[Data records]

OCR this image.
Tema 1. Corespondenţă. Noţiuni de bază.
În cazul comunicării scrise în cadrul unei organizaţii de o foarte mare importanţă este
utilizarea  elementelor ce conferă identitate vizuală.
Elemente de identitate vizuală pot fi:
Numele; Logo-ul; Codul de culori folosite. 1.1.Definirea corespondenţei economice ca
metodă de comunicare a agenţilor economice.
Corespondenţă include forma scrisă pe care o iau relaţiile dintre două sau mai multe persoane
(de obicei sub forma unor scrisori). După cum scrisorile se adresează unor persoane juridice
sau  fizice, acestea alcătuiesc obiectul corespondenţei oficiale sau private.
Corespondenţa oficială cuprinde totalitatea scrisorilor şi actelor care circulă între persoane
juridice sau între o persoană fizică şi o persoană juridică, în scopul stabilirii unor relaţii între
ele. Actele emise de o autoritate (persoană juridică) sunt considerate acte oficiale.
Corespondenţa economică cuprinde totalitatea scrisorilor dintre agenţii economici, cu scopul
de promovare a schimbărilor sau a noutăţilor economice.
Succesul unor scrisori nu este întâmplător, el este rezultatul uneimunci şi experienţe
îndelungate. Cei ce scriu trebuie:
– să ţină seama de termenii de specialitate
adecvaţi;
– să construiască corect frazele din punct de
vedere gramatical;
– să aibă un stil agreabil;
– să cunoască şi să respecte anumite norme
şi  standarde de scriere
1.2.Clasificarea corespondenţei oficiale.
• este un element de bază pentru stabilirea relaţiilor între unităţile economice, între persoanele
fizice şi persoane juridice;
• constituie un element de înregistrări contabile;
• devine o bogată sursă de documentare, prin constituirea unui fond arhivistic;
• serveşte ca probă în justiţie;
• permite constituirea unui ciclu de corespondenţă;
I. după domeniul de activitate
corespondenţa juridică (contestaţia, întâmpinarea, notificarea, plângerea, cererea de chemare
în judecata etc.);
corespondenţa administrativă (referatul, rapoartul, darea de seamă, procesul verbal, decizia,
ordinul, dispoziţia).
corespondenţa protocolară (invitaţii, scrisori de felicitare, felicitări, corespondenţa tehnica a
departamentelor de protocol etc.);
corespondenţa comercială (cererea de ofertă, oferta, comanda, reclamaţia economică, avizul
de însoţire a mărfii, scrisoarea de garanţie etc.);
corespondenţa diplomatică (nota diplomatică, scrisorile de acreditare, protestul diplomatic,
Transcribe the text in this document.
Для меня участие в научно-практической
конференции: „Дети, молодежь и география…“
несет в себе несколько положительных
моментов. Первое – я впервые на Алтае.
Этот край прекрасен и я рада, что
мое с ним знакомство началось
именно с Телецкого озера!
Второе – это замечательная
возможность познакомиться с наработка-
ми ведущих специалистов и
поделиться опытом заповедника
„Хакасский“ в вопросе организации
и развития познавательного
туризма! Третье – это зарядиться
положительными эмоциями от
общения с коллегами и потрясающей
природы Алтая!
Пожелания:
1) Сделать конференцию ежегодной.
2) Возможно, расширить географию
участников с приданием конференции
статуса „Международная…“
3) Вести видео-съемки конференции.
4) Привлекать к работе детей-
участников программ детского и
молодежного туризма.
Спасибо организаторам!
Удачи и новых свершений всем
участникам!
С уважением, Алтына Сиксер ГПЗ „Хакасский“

:: Your task ::
Exactly reproduce every line of the records.

:: Written solution ::
OCR this image.
Tema 1. Corespondenţă. Noţiuni de bază.
În cazul comunicării scrise în cadrul unei organizaţii de o foarte mare importanţă este
utilizarea  elementelor ce conferă identitate vizuală.
Elemente de identitate vizuală pot fi:
Numele; Logo-ul; Codul de culori folosite. 1.1.Definirea corespondenţei economice ca
metodă de comunicare a agenţilor economice.
Corespondenţă include forma scrisă pe care o iau relaţiile dintre două sau mai multe persoane
(de obicei sub forma unor scrisori). După cum scrisorile se adresează unor persoane juridice
sau  fizice, acestea alcătuiesc obiectul corespondenţei oficiale sau private.
Corespondenţa oficială cuprinde totalitatea scrisorilor şi actelor care circulă între persoane
juridice sau între o persoană fizică şi o persoană juridică, în scopul stabilirii unor relaţii între
ele. Actele emise de o autoritate (persoană juridică) sunt considerate acte oficiale.
Corespondenţa economică cuprinde totalitatea scrisorilor dintre agenţii economici, cu scopul
de promovare a schimbărilor sau a noutăţilor economice.
Succesul unor scrisori nu este întâmplător, el este rezultatul uneimunci şi experienţe
îndelungate. Cei ce scriu trebuie:
– să ţină seama de termenii de specialitate
adecvaţi;
– să construiască corect frazele din punct de
vedere gramatical;
– să aibă un stil agreabil;
– să cunoască şi să respecte anumite norme
şi  standarde de scriere
1.2.Clasificarea corespondenţei oficiale.
• este un element de bază pentru stabilirea relaţiilor între unităţile economice, între persoanele
fizice şi persoane juridice;
• constituie un element de înregistrări contabile;
• devine o bogată sursă de documentare, prin constituirea unui fond arhivistic;
• serveşte ca probă în justiţie;
• permite constituirea unui ciclu de corespondenţă;
I. după domeniul de activitate
corespondenţa juridică (contestaţia, întâmpinarea, notificarea, plângerea, cererea de chemare
în judecata etc.);
corespondenţa administrativă (referatul, rapoartul, darea de seamă, procesul verbal, decizia,
ordinul, dispoziţia).
corespondenţa protocolară (invitaţii, scrisori de felicitare, felicitări, corespondenţa tehnica a
departamentelor de protocol etc.);
corespondenţa comercială (cererea de ofertă, oferta, comanda, reclamaţia economică, avizul
de însoţire a mărfii, scrisoarea de garanţie etc.);
corespondenţa diplomatică (nota diplomatică, scrisorile de acreditare, protestul diplomatic,
Transcribe the text in this document.
Для меня участие в научно-практической
конференции: „Дети, молодежь и география…“
несет в себе несколько положительных
моментов. Первое – я впервые на Алтае.
Этот край прекрасен и я рада, что
мое с ним знакомство началось
именно с Телецкого озера!
Второе – это замечательная
возможность познакомиться с наработка-
ми ведущих специалистов и
поделиться опытом заповедника
„Хакасский“ в вопросе организации
и развития познавательного
туризма! Третье – это зарядиться
положительными эмоциями от
общения с коллегами и потрясающей
природы Алтая!
Пожелания:
1) Сделать конференцию ежегодной.
2) Возможно, расширить географию
участников с приданием конференции
статуса „Международная…“
3) Вести видео-съемки конференции.
4) Привлекать к работе детей-
участников программ детского и
молодежного туризма.
Спасибо организаторам!
Удачи и новых свершений всем
участникам!
С уважением, Алтына Сиксер ГПЗ „Хакасский“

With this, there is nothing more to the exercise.